## WORK REQUIRED:
Set the pictures aside and set down only the lines from the line holding "Extract the chart's" through the end of the entries below, ends included.

(Dataset entries on figures)
-=-=-=-=-
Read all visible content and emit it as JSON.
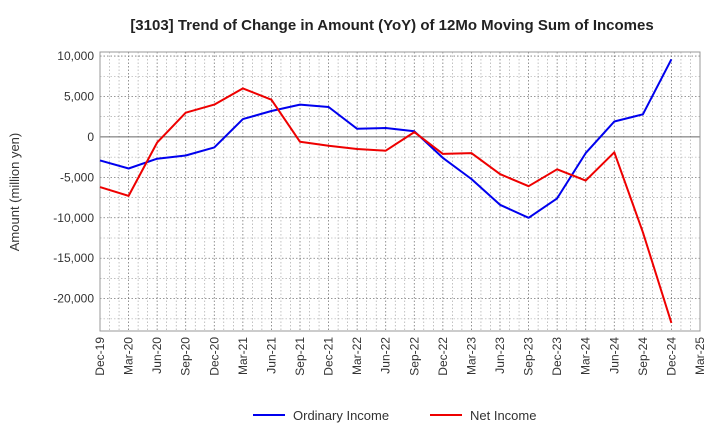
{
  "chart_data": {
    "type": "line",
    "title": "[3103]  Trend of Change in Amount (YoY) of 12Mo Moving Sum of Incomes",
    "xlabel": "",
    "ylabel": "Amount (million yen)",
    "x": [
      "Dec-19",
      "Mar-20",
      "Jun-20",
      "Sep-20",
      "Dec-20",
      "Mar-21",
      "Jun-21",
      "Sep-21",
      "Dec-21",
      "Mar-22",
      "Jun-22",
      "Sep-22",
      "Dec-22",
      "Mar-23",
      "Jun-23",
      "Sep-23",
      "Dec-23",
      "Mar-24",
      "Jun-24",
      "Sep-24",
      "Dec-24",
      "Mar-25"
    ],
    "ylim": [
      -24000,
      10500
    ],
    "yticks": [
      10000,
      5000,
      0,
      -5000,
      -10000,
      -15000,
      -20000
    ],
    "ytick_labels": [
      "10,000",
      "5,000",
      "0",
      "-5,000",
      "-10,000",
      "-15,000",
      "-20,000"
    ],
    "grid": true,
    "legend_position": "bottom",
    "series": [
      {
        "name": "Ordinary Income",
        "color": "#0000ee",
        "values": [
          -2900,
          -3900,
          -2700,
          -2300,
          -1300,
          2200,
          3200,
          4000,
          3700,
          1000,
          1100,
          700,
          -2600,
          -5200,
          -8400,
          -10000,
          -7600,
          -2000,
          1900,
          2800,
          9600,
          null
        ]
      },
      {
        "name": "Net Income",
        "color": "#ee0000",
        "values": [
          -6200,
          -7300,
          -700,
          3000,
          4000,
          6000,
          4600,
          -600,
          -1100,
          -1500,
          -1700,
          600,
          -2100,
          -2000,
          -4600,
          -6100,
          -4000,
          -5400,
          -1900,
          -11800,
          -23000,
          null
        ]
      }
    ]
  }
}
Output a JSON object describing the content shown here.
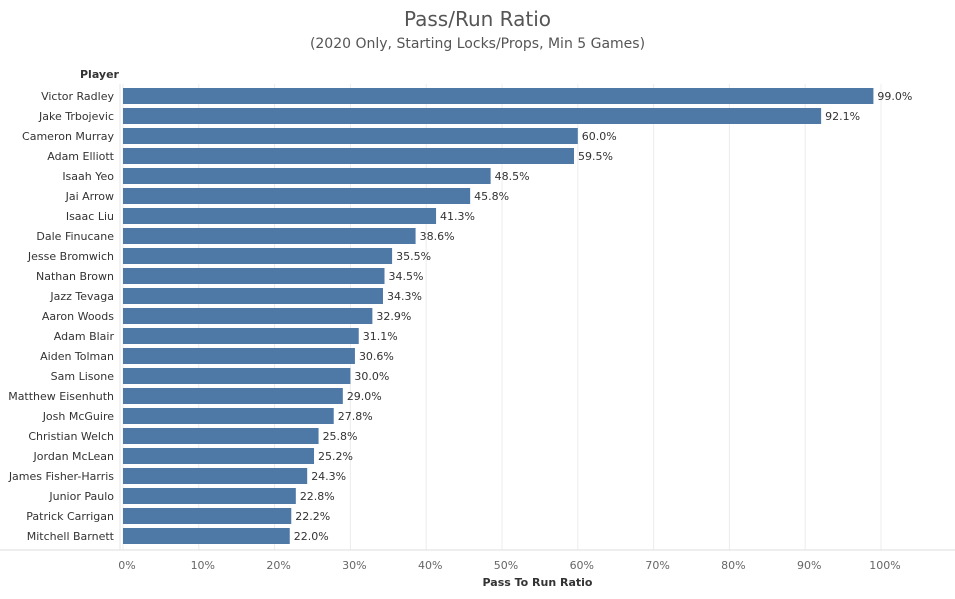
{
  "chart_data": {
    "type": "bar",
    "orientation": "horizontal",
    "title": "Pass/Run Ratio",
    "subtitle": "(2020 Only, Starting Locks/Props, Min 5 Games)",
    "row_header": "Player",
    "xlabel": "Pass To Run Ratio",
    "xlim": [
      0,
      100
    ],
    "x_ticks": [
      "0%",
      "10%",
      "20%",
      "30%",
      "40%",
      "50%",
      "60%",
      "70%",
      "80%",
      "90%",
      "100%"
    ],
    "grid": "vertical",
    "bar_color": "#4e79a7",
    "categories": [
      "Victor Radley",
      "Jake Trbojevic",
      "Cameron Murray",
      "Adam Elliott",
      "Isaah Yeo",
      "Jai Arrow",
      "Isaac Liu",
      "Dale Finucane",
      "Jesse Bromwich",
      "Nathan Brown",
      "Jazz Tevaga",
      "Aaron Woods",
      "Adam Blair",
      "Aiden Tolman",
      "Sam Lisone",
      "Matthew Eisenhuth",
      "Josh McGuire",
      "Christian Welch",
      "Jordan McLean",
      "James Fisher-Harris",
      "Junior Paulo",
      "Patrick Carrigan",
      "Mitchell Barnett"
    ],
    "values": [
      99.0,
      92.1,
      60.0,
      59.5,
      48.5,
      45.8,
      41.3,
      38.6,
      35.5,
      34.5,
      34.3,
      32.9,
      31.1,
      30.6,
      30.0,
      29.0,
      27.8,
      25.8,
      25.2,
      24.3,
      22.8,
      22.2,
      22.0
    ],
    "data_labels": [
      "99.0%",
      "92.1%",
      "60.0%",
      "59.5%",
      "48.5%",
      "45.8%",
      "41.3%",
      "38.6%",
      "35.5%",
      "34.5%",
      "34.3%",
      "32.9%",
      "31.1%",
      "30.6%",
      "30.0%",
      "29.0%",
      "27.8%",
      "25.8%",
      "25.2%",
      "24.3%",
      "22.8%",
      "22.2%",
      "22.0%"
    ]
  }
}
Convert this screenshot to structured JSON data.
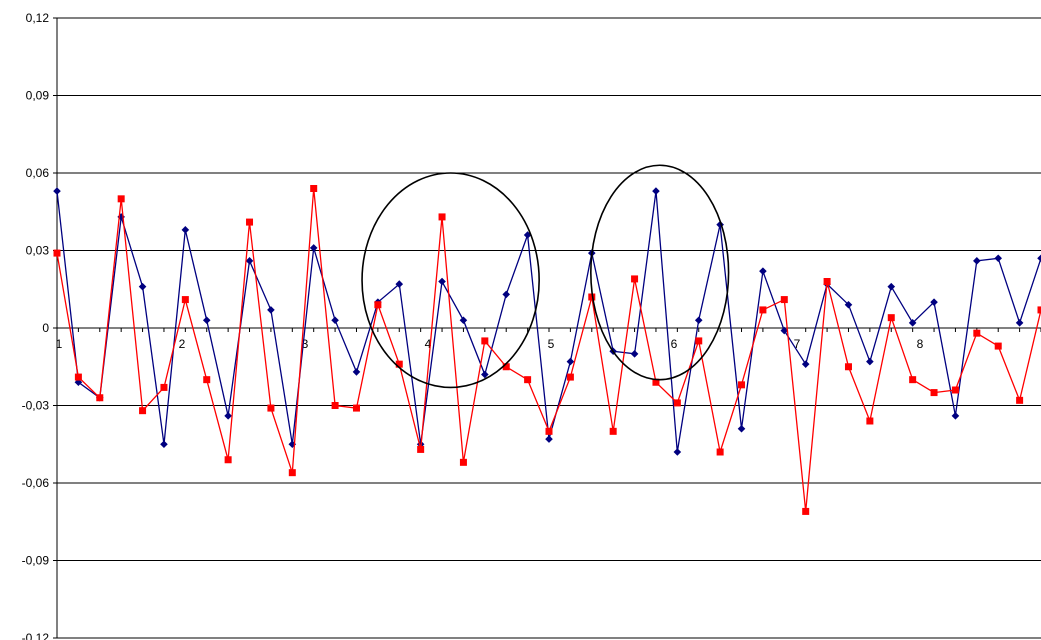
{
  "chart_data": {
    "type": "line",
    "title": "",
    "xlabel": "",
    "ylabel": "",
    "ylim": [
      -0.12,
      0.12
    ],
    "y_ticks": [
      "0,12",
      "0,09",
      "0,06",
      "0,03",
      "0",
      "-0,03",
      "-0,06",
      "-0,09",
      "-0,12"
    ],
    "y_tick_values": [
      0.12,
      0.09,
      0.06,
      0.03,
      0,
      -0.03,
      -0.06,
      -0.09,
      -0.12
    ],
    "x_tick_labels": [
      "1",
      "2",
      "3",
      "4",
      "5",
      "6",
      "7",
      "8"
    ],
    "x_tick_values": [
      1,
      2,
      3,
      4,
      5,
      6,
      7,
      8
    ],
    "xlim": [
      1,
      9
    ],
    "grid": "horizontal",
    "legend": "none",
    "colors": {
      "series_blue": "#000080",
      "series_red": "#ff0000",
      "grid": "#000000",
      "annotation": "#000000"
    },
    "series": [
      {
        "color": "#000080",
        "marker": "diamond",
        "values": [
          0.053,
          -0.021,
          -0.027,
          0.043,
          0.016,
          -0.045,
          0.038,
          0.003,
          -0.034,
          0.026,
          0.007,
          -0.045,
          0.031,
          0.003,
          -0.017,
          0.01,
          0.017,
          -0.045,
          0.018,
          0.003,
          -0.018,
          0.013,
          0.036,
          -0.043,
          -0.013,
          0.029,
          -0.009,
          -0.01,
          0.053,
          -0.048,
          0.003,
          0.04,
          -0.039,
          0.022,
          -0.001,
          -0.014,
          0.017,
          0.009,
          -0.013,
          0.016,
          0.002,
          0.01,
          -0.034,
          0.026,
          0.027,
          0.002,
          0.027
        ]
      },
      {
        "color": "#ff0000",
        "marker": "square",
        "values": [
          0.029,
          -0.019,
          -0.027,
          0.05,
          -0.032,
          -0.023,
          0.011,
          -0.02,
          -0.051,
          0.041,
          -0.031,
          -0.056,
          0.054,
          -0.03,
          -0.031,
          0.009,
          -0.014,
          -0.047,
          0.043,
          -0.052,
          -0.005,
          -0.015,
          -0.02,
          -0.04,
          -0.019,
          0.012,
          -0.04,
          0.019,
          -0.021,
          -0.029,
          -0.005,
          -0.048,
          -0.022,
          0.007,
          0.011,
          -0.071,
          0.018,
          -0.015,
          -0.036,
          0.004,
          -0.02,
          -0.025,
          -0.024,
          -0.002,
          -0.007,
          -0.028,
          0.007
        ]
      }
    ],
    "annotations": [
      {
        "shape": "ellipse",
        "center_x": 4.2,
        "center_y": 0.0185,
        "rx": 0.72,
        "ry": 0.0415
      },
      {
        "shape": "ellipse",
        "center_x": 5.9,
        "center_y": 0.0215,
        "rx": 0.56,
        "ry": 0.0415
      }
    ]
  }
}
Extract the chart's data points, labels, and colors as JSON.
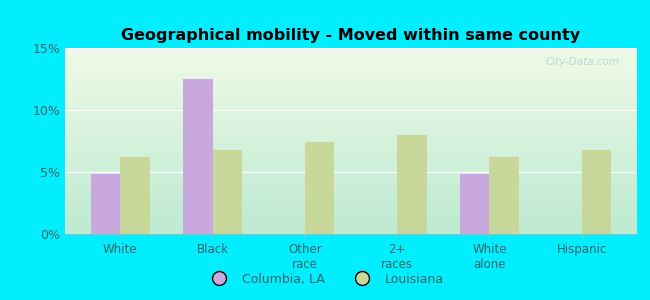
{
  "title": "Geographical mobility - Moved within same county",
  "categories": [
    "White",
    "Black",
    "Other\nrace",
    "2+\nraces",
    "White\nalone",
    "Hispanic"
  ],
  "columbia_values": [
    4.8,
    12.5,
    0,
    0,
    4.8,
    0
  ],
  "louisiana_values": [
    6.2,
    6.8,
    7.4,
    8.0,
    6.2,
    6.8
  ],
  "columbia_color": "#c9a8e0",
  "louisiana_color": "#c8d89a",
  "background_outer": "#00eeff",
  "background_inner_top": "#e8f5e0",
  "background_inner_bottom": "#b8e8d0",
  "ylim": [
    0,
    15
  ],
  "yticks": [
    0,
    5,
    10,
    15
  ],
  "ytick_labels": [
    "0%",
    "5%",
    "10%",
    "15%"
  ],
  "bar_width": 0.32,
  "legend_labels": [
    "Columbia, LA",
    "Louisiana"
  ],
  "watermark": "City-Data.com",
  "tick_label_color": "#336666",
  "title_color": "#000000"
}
-=-=-=-=-
## COMPLETED EXERCISE:
Extract the chart's data points, labels, and colors as JSON.
{
  "title": "Geographical mobility - Moved within same county",
  "categories": [
    "White",
    "Black",
    "Other\nrace",
    "2+\nraces",
    "White\nalone",
    "Hispanic"
  ],
  "columbia_values": [
    4.8,
    12.5,
    0,
    0,
    4.8,
    0
  ],
  "louisiana_values": [
    6.2,
    6.8,
    7.4,
    8.0,
    6.2,
    6.8
  ],
  "columbia_color": "#c9a8e0",
  "louisiana_color": "#c8d89a",
  "background_outer": "#00eeff",
  "background_inner_top": "#e8f5e0",
  "background_inner_bottom": "#b8e8d0",
  "ylim": [
    0,
    15
  ],
  "yticks": [
    0,
    5,
    10,
    15
  ],
  "ytick_labels": [
    "0%",
    "5%",
    "10%",
    "15%"
  ],
  "bar_width": 0.32,
  "legend_labels": [
    "Columbia, LA",
    "Louisiana"
  ],
  "watermark": "City-Data.com",
  "tick_label_color": "#336666",
  "title_color": "#000000"
}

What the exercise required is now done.